* BEGIN Input material *

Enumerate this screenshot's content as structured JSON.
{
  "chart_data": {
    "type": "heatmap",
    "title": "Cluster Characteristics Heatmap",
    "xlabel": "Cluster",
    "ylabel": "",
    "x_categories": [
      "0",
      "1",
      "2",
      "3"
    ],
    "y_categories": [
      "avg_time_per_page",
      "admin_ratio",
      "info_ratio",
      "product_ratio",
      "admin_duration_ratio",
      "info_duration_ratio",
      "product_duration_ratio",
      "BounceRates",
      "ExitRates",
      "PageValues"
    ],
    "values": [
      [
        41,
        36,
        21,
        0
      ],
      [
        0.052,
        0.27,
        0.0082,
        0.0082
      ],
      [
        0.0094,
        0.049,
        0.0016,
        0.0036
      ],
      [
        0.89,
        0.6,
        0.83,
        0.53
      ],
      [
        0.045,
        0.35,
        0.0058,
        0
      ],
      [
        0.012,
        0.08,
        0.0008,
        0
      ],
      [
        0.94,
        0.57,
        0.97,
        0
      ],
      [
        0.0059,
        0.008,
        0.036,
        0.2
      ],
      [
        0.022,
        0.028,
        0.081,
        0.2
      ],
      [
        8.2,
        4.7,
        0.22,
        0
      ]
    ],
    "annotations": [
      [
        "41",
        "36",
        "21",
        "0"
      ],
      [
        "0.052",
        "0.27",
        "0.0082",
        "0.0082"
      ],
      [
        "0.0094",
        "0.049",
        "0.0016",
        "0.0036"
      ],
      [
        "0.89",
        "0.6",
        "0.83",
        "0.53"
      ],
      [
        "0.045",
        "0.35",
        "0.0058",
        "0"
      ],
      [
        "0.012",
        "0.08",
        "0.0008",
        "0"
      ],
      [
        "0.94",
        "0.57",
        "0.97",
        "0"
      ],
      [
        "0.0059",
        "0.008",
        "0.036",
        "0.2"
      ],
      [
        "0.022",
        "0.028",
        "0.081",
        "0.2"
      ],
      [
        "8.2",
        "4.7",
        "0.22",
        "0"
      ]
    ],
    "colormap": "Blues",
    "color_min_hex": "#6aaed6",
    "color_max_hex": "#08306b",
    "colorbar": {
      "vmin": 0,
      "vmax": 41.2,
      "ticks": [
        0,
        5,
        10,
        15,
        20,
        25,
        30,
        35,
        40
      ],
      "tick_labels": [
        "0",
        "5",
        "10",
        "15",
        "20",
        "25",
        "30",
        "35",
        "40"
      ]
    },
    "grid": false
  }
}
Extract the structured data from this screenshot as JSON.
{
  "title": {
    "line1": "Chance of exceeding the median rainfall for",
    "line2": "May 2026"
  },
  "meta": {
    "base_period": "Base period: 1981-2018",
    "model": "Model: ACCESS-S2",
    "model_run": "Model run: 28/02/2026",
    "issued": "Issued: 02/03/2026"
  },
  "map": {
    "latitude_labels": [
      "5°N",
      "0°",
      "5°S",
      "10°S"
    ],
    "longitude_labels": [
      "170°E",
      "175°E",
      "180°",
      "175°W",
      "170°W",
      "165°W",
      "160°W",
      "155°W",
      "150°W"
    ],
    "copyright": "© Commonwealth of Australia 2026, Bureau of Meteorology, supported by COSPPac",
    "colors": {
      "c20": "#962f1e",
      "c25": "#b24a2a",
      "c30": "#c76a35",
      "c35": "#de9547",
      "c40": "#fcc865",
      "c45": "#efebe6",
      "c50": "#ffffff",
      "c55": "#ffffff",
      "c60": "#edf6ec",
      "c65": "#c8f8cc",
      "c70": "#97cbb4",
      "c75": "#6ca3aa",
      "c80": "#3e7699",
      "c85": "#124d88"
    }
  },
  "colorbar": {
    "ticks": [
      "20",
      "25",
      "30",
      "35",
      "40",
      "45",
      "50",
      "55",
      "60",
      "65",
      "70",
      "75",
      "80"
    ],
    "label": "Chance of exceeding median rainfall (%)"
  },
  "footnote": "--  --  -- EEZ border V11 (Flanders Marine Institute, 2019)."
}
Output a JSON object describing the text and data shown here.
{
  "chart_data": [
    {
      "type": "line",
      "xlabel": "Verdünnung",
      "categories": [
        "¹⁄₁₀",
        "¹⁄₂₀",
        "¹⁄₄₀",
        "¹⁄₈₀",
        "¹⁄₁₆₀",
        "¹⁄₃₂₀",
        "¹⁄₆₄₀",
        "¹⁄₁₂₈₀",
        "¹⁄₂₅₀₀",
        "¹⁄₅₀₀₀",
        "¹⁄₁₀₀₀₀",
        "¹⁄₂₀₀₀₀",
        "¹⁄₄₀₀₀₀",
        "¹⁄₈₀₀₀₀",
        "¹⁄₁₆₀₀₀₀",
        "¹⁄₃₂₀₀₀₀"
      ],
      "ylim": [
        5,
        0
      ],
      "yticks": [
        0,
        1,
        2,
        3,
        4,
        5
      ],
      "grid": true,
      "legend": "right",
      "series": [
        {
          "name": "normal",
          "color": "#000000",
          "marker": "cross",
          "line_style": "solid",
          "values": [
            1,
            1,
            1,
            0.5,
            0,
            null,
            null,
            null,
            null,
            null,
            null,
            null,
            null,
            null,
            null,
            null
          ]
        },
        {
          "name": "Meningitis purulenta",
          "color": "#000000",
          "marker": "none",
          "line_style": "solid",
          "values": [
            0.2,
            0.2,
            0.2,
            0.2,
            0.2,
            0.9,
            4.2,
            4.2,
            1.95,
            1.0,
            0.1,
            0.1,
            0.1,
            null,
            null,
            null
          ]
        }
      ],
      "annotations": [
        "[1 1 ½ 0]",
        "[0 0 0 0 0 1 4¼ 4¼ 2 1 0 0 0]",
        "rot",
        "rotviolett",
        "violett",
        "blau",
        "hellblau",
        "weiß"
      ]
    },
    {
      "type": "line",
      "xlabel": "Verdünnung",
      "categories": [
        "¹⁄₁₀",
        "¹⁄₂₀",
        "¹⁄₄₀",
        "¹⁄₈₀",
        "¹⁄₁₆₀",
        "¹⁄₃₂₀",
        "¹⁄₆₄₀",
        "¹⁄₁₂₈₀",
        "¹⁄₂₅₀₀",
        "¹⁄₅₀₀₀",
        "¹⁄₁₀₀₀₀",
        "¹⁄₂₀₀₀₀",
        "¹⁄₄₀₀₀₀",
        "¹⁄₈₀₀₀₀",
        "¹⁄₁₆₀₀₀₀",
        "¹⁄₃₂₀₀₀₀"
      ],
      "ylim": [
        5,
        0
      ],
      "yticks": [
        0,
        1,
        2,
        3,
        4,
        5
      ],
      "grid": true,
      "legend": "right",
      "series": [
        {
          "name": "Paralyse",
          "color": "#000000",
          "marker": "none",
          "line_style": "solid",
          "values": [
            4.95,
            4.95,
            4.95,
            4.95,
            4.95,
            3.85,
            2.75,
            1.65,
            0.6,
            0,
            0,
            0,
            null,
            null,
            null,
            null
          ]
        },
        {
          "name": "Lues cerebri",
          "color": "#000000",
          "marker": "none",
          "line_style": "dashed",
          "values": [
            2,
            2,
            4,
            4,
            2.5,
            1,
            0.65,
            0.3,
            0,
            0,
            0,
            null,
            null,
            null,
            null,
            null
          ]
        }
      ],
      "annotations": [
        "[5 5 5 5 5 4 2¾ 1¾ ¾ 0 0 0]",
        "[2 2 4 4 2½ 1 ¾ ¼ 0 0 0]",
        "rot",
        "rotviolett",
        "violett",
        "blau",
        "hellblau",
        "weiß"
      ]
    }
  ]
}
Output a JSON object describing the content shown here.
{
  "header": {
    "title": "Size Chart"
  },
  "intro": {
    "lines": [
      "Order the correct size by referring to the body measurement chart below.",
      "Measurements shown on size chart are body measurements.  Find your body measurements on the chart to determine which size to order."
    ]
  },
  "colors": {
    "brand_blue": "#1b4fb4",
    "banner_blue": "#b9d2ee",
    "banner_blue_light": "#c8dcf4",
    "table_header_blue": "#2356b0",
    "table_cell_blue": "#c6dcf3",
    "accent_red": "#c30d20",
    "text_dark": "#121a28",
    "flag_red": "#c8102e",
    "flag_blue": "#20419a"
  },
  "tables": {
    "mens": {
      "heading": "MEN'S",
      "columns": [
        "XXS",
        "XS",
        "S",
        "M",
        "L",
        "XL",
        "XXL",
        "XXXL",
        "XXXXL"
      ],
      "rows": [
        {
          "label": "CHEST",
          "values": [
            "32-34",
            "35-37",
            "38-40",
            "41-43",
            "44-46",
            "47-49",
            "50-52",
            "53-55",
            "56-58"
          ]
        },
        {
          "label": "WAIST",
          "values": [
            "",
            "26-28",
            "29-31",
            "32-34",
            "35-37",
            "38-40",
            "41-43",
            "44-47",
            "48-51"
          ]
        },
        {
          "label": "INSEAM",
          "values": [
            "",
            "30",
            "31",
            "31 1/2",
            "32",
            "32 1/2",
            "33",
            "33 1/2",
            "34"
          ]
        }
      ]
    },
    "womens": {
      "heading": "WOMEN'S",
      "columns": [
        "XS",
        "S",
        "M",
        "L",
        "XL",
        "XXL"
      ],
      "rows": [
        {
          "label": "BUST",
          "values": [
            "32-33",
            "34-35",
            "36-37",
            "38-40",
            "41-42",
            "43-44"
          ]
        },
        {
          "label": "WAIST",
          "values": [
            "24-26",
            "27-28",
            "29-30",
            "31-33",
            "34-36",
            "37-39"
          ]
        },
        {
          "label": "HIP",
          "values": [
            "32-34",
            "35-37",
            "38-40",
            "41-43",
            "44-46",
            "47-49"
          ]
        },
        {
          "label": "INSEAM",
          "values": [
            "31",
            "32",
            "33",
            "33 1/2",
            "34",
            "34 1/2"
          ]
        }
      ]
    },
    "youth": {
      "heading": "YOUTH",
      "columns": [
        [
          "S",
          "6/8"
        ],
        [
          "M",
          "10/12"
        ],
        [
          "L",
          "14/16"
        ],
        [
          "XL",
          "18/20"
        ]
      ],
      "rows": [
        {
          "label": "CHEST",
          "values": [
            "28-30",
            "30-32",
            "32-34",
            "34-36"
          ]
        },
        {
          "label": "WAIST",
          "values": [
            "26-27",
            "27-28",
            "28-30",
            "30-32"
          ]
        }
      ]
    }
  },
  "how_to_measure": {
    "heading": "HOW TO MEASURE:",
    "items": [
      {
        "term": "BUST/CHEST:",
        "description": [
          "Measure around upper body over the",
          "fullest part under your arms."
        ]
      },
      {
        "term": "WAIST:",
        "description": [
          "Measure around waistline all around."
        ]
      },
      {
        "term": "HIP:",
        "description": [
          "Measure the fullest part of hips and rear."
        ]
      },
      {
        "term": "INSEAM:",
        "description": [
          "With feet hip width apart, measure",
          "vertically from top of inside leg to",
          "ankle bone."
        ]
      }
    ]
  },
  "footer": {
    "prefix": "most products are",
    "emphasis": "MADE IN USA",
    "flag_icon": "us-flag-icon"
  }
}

* END Input material *

*Exercise*
From the entries above, copy out every line where the string "your" appears.

*Final answer*
      "Measurements shown on size chart are body measurements.  Find your body measurements on the chart to determine which size to order."
          "fullest part under your arms."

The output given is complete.